> [What you are asked to do] Look through the data below. Show each line where the string "Commun" occurs.

> [Given entries]
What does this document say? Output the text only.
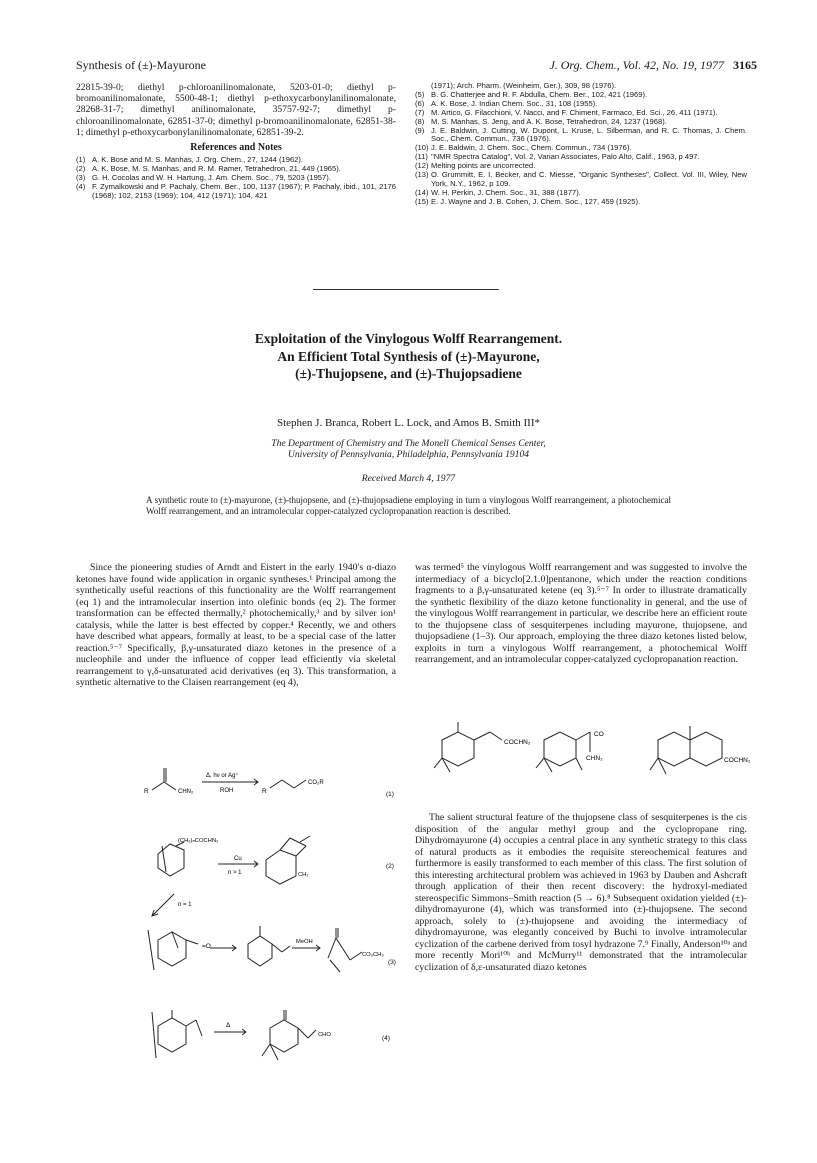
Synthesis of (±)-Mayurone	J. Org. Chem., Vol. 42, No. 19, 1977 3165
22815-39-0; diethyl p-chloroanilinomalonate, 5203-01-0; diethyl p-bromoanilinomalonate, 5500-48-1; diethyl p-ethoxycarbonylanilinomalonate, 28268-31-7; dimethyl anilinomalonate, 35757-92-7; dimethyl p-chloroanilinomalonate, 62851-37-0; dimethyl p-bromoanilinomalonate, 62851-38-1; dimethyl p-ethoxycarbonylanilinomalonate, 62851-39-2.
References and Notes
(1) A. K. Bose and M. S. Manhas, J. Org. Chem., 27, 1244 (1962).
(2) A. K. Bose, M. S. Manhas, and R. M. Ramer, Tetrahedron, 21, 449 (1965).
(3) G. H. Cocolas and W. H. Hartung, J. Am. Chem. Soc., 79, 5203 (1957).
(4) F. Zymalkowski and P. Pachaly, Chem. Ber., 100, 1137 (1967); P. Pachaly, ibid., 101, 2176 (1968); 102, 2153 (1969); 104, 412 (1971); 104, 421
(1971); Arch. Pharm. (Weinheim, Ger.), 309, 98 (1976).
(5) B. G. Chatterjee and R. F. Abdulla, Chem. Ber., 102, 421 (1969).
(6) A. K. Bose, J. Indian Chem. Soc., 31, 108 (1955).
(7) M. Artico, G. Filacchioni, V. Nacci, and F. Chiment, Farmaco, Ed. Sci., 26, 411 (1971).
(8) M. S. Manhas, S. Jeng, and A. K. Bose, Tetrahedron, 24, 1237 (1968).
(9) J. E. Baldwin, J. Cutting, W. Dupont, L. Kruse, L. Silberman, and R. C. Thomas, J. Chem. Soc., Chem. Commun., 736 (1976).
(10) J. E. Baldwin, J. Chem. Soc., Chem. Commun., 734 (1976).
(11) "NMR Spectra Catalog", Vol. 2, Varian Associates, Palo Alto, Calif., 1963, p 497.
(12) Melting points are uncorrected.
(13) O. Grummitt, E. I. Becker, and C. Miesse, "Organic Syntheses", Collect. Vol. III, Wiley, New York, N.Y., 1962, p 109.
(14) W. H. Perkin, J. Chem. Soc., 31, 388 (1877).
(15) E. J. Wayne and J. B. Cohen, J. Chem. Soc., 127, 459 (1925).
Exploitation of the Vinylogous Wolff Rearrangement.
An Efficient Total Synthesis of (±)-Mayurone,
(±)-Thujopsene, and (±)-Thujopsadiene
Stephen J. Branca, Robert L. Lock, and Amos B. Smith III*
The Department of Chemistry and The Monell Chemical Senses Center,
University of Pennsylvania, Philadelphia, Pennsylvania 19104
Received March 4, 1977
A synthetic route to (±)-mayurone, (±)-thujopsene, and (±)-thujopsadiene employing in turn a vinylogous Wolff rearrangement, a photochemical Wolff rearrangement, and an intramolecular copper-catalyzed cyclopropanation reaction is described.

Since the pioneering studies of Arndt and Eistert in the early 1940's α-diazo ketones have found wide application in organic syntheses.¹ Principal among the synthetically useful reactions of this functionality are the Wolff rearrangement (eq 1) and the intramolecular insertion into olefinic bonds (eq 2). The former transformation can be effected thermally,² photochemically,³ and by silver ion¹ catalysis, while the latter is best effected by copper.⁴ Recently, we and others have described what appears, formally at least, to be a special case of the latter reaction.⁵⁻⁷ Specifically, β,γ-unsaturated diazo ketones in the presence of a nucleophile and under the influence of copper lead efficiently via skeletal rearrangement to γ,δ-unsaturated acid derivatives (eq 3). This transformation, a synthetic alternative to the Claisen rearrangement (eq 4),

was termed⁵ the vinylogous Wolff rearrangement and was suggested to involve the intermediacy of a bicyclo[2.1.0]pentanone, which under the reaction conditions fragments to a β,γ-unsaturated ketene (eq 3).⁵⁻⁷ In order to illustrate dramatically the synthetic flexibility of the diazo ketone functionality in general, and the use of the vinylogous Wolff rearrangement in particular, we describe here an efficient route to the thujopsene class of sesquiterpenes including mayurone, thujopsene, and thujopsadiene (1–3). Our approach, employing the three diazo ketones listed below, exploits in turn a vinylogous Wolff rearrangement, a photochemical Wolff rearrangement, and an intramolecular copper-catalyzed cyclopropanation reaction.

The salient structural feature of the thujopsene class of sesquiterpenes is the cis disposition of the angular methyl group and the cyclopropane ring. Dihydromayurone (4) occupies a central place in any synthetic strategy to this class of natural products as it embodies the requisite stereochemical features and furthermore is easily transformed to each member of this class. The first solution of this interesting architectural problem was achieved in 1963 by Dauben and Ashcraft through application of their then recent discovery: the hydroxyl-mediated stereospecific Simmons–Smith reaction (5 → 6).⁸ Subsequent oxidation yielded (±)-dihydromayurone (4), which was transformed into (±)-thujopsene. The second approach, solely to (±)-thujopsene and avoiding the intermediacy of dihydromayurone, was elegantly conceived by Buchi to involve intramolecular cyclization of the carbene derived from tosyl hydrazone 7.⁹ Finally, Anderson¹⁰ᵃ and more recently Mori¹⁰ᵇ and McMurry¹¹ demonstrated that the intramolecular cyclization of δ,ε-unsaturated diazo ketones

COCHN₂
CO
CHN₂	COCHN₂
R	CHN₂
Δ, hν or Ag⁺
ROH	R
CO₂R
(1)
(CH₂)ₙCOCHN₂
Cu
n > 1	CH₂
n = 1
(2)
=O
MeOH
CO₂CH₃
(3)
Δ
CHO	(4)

> [The result]
(9) J. E. Baldwin, J. Cutting, W. Dupont, L. Kruse, L. Silberman, and R. C. Thomas, J. Chem. Soc., Chem. Commun., 736 (1976).
(10) J. E. Baldwin, J. Chem. Soc., Chem. Commun., 734 (1976).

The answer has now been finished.